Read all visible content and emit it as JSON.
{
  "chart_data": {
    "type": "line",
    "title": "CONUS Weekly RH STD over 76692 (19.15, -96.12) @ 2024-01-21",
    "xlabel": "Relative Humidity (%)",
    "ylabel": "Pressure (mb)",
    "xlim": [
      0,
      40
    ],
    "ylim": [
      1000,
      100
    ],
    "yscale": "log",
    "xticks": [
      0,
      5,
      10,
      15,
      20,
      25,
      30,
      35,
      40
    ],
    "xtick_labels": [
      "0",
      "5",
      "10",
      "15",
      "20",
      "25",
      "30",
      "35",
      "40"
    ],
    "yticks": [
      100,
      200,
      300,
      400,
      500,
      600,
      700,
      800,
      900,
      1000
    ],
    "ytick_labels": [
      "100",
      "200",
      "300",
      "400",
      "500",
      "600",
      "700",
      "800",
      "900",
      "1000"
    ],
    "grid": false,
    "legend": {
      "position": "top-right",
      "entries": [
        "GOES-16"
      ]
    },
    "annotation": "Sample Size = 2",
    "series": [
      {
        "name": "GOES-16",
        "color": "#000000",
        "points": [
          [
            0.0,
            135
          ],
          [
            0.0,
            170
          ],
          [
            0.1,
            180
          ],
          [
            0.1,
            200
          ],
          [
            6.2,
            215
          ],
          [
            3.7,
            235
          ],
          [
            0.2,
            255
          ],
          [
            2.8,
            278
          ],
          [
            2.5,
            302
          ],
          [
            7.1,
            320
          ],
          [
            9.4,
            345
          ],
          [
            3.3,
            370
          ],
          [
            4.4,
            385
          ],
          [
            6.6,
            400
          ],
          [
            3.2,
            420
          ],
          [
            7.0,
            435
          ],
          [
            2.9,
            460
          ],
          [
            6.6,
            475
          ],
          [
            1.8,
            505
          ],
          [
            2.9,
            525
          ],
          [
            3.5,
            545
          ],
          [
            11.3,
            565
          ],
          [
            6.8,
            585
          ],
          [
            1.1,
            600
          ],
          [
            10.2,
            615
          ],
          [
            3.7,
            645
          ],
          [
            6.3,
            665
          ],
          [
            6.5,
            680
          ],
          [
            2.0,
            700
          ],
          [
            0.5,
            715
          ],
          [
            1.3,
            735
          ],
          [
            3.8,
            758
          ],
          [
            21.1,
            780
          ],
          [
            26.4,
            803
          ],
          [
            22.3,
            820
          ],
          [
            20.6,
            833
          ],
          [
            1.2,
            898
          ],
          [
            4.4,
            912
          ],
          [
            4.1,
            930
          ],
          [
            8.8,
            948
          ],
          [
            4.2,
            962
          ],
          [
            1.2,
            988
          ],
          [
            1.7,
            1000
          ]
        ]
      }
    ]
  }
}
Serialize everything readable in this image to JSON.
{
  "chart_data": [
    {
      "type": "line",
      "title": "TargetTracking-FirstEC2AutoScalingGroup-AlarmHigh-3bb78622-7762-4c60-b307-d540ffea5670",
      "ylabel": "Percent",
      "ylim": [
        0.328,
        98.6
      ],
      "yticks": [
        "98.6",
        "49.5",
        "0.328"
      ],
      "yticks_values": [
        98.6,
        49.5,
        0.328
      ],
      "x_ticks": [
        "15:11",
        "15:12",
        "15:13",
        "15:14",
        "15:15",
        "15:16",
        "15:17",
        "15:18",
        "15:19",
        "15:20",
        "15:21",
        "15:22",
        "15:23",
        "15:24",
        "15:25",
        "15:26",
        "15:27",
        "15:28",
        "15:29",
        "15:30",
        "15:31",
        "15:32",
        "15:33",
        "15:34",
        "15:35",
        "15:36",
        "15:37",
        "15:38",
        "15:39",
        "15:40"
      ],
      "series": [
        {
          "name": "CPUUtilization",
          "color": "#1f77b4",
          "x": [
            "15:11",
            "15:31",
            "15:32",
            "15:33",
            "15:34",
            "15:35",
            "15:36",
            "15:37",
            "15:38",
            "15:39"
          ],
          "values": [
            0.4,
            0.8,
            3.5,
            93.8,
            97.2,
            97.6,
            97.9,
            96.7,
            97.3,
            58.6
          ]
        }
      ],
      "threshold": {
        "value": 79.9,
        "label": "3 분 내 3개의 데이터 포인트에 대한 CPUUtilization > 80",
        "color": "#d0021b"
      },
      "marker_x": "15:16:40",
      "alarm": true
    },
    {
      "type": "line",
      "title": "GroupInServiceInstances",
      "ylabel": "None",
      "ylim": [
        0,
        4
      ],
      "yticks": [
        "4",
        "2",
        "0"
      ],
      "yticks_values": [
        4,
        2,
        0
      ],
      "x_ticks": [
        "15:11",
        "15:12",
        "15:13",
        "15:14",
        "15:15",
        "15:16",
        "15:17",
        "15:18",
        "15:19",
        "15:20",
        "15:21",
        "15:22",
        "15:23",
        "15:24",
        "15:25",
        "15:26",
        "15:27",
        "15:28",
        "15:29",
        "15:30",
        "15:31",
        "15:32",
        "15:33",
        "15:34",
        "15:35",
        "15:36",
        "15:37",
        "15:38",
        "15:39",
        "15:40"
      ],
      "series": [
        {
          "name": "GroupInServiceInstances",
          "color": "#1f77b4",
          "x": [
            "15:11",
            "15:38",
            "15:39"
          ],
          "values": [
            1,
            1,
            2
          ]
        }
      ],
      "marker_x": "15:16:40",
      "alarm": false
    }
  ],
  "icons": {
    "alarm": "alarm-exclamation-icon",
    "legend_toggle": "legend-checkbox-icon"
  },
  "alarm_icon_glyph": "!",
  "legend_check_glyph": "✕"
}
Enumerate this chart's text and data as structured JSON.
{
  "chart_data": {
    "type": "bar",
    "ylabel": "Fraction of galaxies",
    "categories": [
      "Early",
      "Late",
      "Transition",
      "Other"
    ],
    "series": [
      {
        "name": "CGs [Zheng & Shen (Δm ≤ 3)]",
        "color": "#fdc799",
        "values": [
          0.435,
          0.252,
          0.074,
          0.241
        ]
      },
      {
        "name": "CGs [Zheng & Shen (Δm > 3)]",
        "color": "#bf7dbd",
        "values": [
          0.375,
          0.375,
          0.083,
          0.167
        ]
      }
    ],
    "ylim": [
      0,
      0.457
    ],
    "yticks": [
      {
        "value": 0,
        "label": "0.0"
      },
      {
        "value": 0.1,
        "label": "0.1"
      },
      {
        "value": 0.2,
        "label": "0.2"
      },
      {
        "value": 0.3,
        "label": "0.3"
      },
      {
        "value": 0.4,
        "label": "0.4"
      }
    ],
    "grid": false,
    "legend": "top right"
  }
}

◆ ◆ ◆

To do
Return all of the entries exactly as they were supplied.

Task result
Read all visible content and emit it as JSON.
{
  "chart_data": {
    "type": "line",
    "title": "CONUS Weekly RH STD over 76692 (19.15, -96.12) @ 2024-01-21",
    "xlabel": "Relative Humidity (%)",
    "ylabel": "Pressure (mb)",
    "xlim": [
      0,
      40
    ],
    "ylim": [
      1000,
      100
    ],
    "yscale": "log",
    "xticks": [
      0,
      5,
      10,
      15,
      20,
      25,
      30,
      35,
      40
    ],
    "xtick_labels": [
      "0",
      "5",
      "10",
      "15",
      "20",
      "25",
      "30",
      "35",
      "40"
    ],
    "yticks": [
      100,
      200,
      300,
      400,
      500,
      600,
      700,
      800,
      900,
      1000
    ],
    "ytick_labels": [
      "100",
      "200",
      "300",
      "400",
      "500",
      "600",
      "700",
      "800",
      "900",
      "1000"
    ],
    "grid": false,
    "legend": {
      "position": "top-right",
      "entries": [
        "GOES-16"
      ]
    },
    "annotation": "Sample Size = 2",
    "series": [
      {
        "name": "GOES-16",
        "color": "#000000",
        "points": [
          [
            0.0,
            135
          ],
          [
            0.0,
            170
          ],
          [
            0.1,
            180
          ],
          [
            0.1,
            200
          ],
          [
            6.2,
            215
          ],
          [
            3.7,
            235
          ],
          [
            0.2,
            255
          ],
          [
            2.8,
            278
          ],
          [
            2.5,
            302
          ],
          [
            7.1,
            320
          ],
          [
            9.4,
            345
          ],
          [
            3.3,
            370
          ],
          [
            4.4,
            385
          ],
          [
            6.6,
            400
          ],
          [
            3.2,
            420
          ],
          [
            7.0,
            435
          ],
          [
            2.9,
            460
          ],
          [
            6.6,
            475
          ],
          [
            1.8,
            505
          ],
          [
            2.9,
            525
          ],
          [
            3.5,
            545
          ],
          [
            11.3,
            565
          ],
          [
            6.8,
            585
          ],
          [
            1.1,
            600
          ],
          [
            10.2,
            615
          ],
          [
            3.7,
            645
          ],
          [
            6.3,
            665
          ],
          [
            6.5,
            680
          ],
          [
            2.0,
            700
          ],
          [
            0.5,
            715
          ],
          [
            1.3,
            735
          ],
          [
            3.8,
            758
          ],
          [
            21.1,
            780
          ],
          [
            26.4,
            803
          ],
          [
            22.3,
            820
          ],
          [
            20.6,
            833
          ],
          [
            1.2,
            898
          ],
          [
            4.4,
            912
          ],
          [
            4.1,
            930
          ],
          [
            8.8,
            948
          ],
          [
            4.2,
            962
          ],
          [
            1.2,
            988
          ],
          [
            1.7,
            1000
          ]
        ]
      }
    ]
  }
}
Serialize everything readable in this image to JSON.
{
  "chart_data": [
    {
      "type": "line",
      "title": "TargetTracking-FirstEC2AutoScalingGroup-AlarmHigh-3bb78622-7762-4c60-b307-d540ffea5670",
      "ylabel": "Percent",
      "ylim": [
        0.328,
        98.6
      ],
      "yticks": [
        "98.6",
        "49.5",
        "0.328"
      ],
      "yticks_values": [
        98.6,
        49.5,
        0.328
      ],
      "x_ticks": [
        "15:11",
        "15:12",
        "15:13",
        "15:14",
        "15:15",
        "15:16",
        "15:17",
        "15:18",
        "15:19",
        "15:20",
        "15:21",
        "15:22",
        "15:23",
        "15:24",
        "15:25",
        "15:26",
        "15:27",
        "15:28",
        "15:29",
        "15:30",
        "15:31",
        "15:32",
        "15:33",
        "15:34",
        "15:35",
        "15:36",
        "15:37",
        "15:38",
        "15:39",
        "15:40"
      ],
      "series": [
        {
          "name": "CPUUtilization",
          "color": "#1f77b4",
          "x": [
            "15:11",
            "15:31",
            "15:32",
            "15:33",
            "15:34",
            "15:35",
            "15:36",
            "15:37",
            "15:38",
            "15:39"
          ],
          "values": [
            0.4,
            0.8,
            3.5,
            93.8,
            97.2,
            97.6,
            97.9,
            96.7,
            97.3,
            58.6
          ]
        }
      ],
      "threshold": {
        "value": 79.9,
        "label": "3 분 내 3개의 데이터 포인트에 대한 CPUUtilization > 80",
        "color": "#d0021b"
      },
      "marker_x": "15:16:40",
      "alarm": true
    },
    {
      "type": "line",
      "title": "GroupInServiceInstances",
      "ylabel": "None",
      "ylim": [
        0,
        4
      ],
      "yticks": [
        "4",
        "2",
        "0"
      ],
      "yticks_values": [
        4,
        2,
        0
      ],
      "x_ticks": [
        "15:11",
        "15:12",
        "15:13",
        "15:14",
        "15:15",
        "15:16",
        "15:17",
        "15:18",
        "15:19",
        "15:20",
        "15:21",
        "15:22",
        "15:23",
        "15:24",
        "15:25",
        "15:26",
        "15:27",
        "15:28",
        "15:29",
        "15:30",
        "15:31",
        "15:32",
        "15:33",
        "15:34",
        "15:35",
        "15:36",
        "15:37",
        "15:38",
        "15:39",
        "15:40"
      ],
      "series": [
        {
          "name": "GroupInServiceInstances",
          "color": "#1f77b4",
          "x": [
            "15:11",
            "15:38",
            "15:39"
          ],
          "values": [
            1,
            1,
            2
          ]
        }
      ],
      "marker_x": "15:16:40",
      "alarm": false
    }
  ],
  "icons": {
    "alarm": "alarm-exclamation-icon",
    "legend_toggle": "legend-checkbox-icon"
  },
  "alarm_icon_glyph": "!",
  "legend_check_glyph": "✕"
}
Enumerate this chart's text and data as structured JSON.
{
  "chart_data": {
    "type": "bar",
    "ylabel": "Fraction of galaxies",
    "categories": [
      "Early",
      "Late",
      "Transition",
      "Other"
    ],
    "series": [
      {
        "name": "CGs [Zheng & Shen (Δm ≤ 3)]",
        "color": "#fdc799",
        "values": [
          0.435,
          0.252,
          0.074,
          0.241
        ]
      },
      {
        "name": "CGs [Zheng & Shen (Δm > 3)]",
        "color": "#bf7dbd",
        "values": [
          0.375,
          0.375,
          0.083,
          0.167
        ]
      }
    ],
    "ylim": [
      0,
      0.457
    ],
    "yticks": [
      {
        "value": 0,
        "label": "0.0"
      },
      {
        "value": 0.1,
        "label": "0.1"
      },
      {
        "value": 0.2,
        "label": "0.2"
      },
      {
        "value": 0.3,
        "label": "0.3"
      },
      {
        "value": 0.4,
        "label": "0.4"
      }
    ],
    "grid": false,
    "legend": "top right"
  }
}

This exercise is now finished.